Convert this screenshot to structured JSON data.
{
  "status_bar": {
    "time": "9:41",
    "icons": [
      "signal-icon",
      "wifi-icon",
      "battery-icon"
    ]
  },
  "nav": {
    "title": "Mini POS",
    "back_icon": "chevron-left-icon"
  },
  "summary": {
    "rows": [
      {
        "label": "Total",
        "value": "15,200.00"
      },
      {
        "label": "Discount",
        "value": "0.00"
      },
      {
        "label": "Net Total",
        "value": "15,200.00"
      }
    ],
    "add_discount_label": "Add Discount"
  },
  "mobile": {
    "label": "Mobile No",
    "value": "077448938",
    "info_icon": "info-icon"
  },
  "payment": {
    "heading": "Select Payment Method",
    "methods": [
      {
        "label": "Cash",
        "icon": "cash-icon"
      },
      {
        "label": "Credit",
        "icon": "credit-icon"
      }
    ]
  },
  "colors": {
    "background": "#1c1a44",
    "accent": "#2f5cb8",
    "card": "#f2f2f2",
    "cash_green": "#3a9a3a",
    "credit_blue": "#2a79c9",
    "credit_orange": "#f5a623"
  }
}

■ STATED PROBLEM ■
Tally the lines of the listing above that include the word "Discount". Answer with the number alone.

■ EXERCISE OUTPUT ■
2